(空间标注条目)

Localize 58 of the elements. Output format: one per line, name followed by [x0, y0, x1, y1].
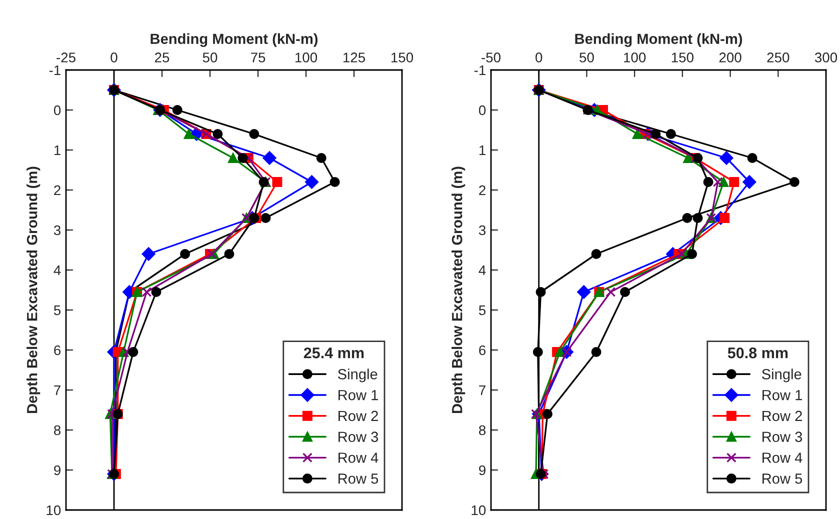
x-tick-label: 100 [295, 52, 318, 62]
x-tick-label: 125 [343, 52, 366, 62]
y-axis-title: Depth Below Excavated Ground (m) [26, 166, 40, 413]
y-tick-label: 8 [54, 425, 61, 436]
x-tick-label: 150 [391, 52, 414, 62]
x-tick-label: 250 [767, 52, 790, 62]
y-tick-label: 0 [54, 105, 61, 116]
x-tick-label: 150 [672, 52, 694, 62]
y-tick-label: 9 [54, 465, 60, 476]
legend-label: Row 5 [762, 474, 802, 484]
y-tick-label: 2 [54, 185, 60, 196]
y-tick-label: 1 [54, 145, 60, 156]
legend-label: Row 1 [762, 390, 802, 400]
y-tick-label: 6 [54, 345, 61, 356]
x-tick-label: 50 [580, 52, 594, 62]
legend-label: Row 2 [762, 410, 802, 422]
y-tick-label: 3 [478, 225, 486, 236]
legend-label: Row 2 [338, 410, 378, 422]
legend-label: Row 4 [338, 452, 378, 463]
y-tick-label: 5 [478, 305, 486, 316]
y-tick-label: 5 [54, 305, 61, 316]
y-tick-label: 4 [54, 265, 61, 276]
x-axis-title: Bending Moment (kN-m) [575, 33, 742, 47]
legend-label: Single [338, 368, 378, 382]
y-tick-label: 0 [478, 105, 486, 116]
y-tick-label: 7 [479, 385, 486, 396]
x-tick-label: 50 [202, 52, 218, 62]
y-tick-label: 3 [54, 225, 61, 236]
x-tick-label: 75 [250, 52, 266, 62]
legend-title: 25.4 mm [304, 348, 364, 358]
x-tick-label: 0 [536, 52, 542, 62]
x-tick-label: 300 [814, 52, 838, 62]
legend-label: Row 1 [338, 390, 378, 400]
y-tick-label: 1 [479, 145, 486, 156]
x-tick-label: -50 [482, 52, 500, 62]
legend-label: Row 3 [338, 432, 378, 442]
y-tick-label: -1 [474, 65, 486, 76]
legend-label: Row 5 [338, 474, 378, 484]
y-tick-label: -1 [49, 65, 60, 76]
y-tick-label: 9 [479, 465, 486, 476]
y-tick-label: 10 [46, 505, 61, 516]
x-axis-title: Bending Moment (kN-m) [150, 33, 318, 47]
x-tick-label: 100 [624, 52, 646, 62]
y-tick-label: 2 [479, 185, 486, 196]
y-tick-label: 6 [479, 345, 486, 356]
x-tick-label: 0 [110, 52, 118, 62]
legend-label: Row 4 [762, 452, 802, 463]
legend-label: Row 3 [762, 432, 802, 442]
x-tick-label: 200 [719, 52, 742, 62]
y-tick-label: 8 [479, 425, 486, 436]
x-tick-label: -25 [56, 52, 76, 62]
legend-label: Single [762, 368, 802, 382]
y-tick-label: 4 [478, 265, 486, 276]
y-axis-title: Depth Below Excavated Ground (m) [452, 166, 466, 413]
y-tick-label: 10 [472, 505, 486, 516]
x-tick-label: 25 [154, 52, 170, 62]
y-tick-label: 7 [54, 385, 60, 396]
legend-title: 50.8 mm [728, 348, 788, 358]
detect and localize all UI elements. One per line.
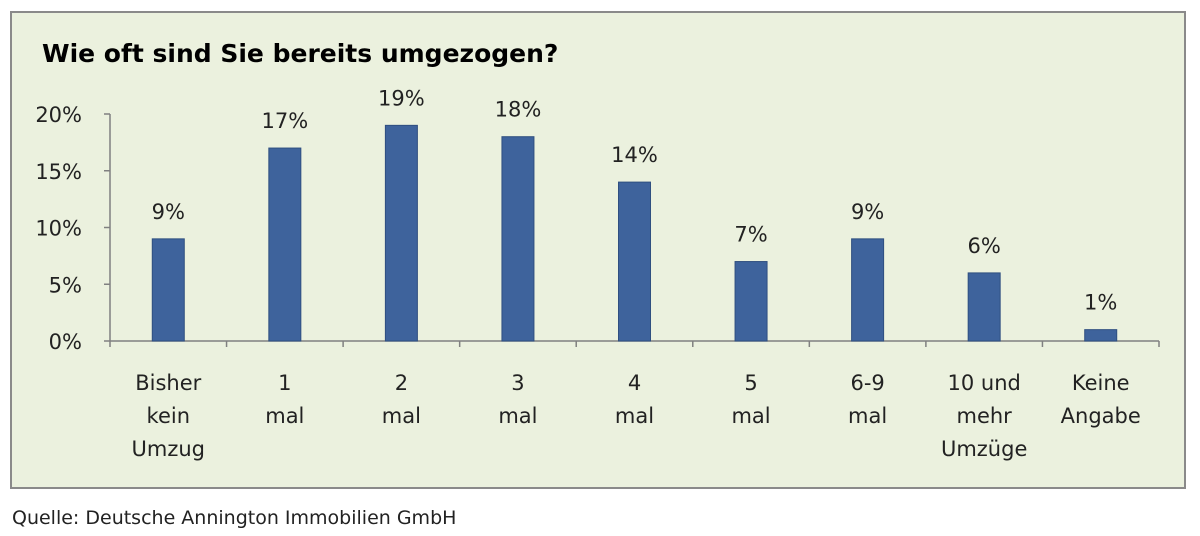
data-label: 18% xyxy=(495,98,542,122)
x-tick-label: Keine Angabe xyxy=(1061,371,1141,428)
x-tick-label-line: 2 xyxy=(395,371,408,395)
x-tick-label: 2 mal xyxy=(382,371,421,428)
data-label: 14% xyxy=(611,143,658,167)
y-tick-label: 5% xyxy=(49,273,82,297)
bar xyxy=(851,238,885,342)
bar xyxy=(384,124,418,342)
data-label: 9% xyxy=(851,200,884,224)
chart-panel: Wie oft sind Sie bereits umgezogen? 0% 5%… xyxy=(10,11,1186,489)
x-tick-label-line: mal xyxy=(848,404,887,428)
x-tick-label-line: 3 xyxy=(511,371,524,395)
x-tick-label-line: 5 xyxy=(744,371,757,395)
bar xyxy=(151,238,185,342)
x-tick-label: 3 mal xyxy=(498,371,537,428)
bar xyxy=(1084,329,1118,342)
x-tick-label-line: mal xyxy=(615,404,654,428)
bar-chart: Wie oft sind Sie bereits umgezogen? 0% 5%… xyxy=(35,39,1160,461)
bar xyxy=(967,272,1001,342)
bar xyxy=(268,147,302,342)
x-tick-label-line: Angabe xyxy=(1061,404,1141,428)
bar xyxy=(734,261,768,342)
chart-title: Wie oft sind Sie bereits umgezogen? xyxy=(42,39,558,68)
x-tick-label: 4 mal xyxy=(615,371,654,428)
y-tick-label: 20% xyxy=(35,103,82,127)
y-tick-label: 10% xyxy=(35,217,82,241)
x-tick-label: 6-9 mal xyxy=(848,371,887,428)
x-tick-label: 5 mal xyxy=(731,371,770,428)
data-label: 9% xyxy=(152,200,185,224)
y-tick-label: 0% xyxy=(49,330,82,354)
y-tick-label: 15% xyxy=(35,160,82,184)
x-tick-label-line: mal xyxy=(498,404,537,428)
x-tick-label-line: mehr xyxy=(957,404,1013,428)
plot-area: 0% 5% 10% 15% 20% 9% Bisher kein Umzug 17% 1 mal 19%… xyxy=(35,86,1160,461)
x-tick-label-line: 4 xyxy=(628,371,641,395)
x-tick-label-line: Bisher xyxy=(135,371,201,395)
data-label: 7% xyxy=(734,223,767,247)
x-tick-label: 10 und mehr Umzüge xyxy=(941,371,1027,461)
x-tick-label-line: kein xyxy=(147,404,190,428)
x-tick-label-line: Keine xyxy=(1072,371,1130,395)
x-tick-label-line: 10 und xyxy=(947,371,1020,395)
x-tick-label: 1 mal xyxy=(265,371,304,428)
source-note: Quelle: Deutsche Annington Immobilien Gm… xyxy=(12,507,457,529)
data-label: 19% xyxy=(378,86,425,110)
data-label: 6% xyxy=(968,234,1001,258)
data-label: 17% xyxy=(261,109,308,133)
x-tick-label-line: Umzug xyxy=(132,437,206,461)
data-label: 1% xyxy=(1084,291,1117,315)
x-tick-label-line: mal xyxy=(382,404,421,428)
x-tick-label-line: 1 xyxy=(278,371,291,395)
x-tick-label-line: mal xyxy=(731,404,770,428)
x-tick-label: Bisher kein Umzug xyxy=(132,371,206,461)
x-tick-label-line: 6-9 xyxy=(850,371,884,395)
x-tick-label-line: mal xyxy=(265,404,304,428)
bar xyxy=(501,136,535,342)
x-tick-label-line: Umzüge xyxy=(941,437,1027,461)
bar xyxy=(618,181,651,342)
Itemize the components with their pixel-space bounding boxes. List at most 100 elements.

简短练习 :: 照原样抄写条目中从含有“data-label: 18% xyxy=(495,98,542,122)”的那一行开始、到含有“x-tick-label-line: mal xyxy=(498,404,537,428)”的那一行结束的各行，首尾两行都要包括在内。

练习答案 ::
data-label: 18% xyxy=(495,98,542,122)
x-tick-label: Keine Angabe xyxy=(1061,371,1141,428)
x-tick-label-line: 2 xyxy=(395,371,408,395)
x-tick-label: 2 mal xyxy=(382,371,421,428)
data-label: 14% xyxy=(611,143,658,167)
y-tick-label: 5% xyxy=(49,273,82,297)
bar xyxy=(851,238,885,342)
bar xyxy=(384,124,418,342)
data-label: 9% xyxy=(851,200,884,224)
chart-panel: Wie oft sind Sie bereits umgezogen? 0% 5%… xyxy=(10,11,1186,489)
x-tick-label-line: mal xyxy=(848,404,887,428)
x-tick-label-line: 3 xyxy=(511,371,524,395)
x-tick-label-line: 5 xyxy=(744,371,757,395)
bar xyxy=(151,238,185,342)
x-tick-label: 3 mal xyxy=(498,371,537,428)
bar xyxy=(1084,329,1118,342)
x-tick-label-line: mal xyxy=(615,404,654,428)
bar-chart: Wie oft sind Sie bereits umgezogen? 0% 5%… xyxy=(35,39,1160,461)
bar xyxy=(967,272,1001,342)
bar xyxy=(268,147,302,342)
x-tick-label-line: Angabe xyxy=(1061,404,1141,428)
bar xyxy=(734,261,768,342)
chart-title: Wie oft sind Sie bereits umgezogen? xyxy=(42,39,558,68)
x-tick-label: 4 mal xyxy=(615,371,654,428)
y-tick-label: 20% xyxy=(35,103,82,127)
y-tick-label: 10% xyxy=(35,217,82,241)
x-tick-label: 6-9 mal xyxy=(848,371,887,428)
x-tick-label: 5 mal xyxy=(731,371,770,428)
data-label: 9% xyxy=(152,200,185,224)
y-tick-label: 0% xyxy=(49,330,82,354)
y-tick-label: 15% xyxy=(35,160,82,184)
x-tick-label-line: mal xyxy=(498,404,537,428)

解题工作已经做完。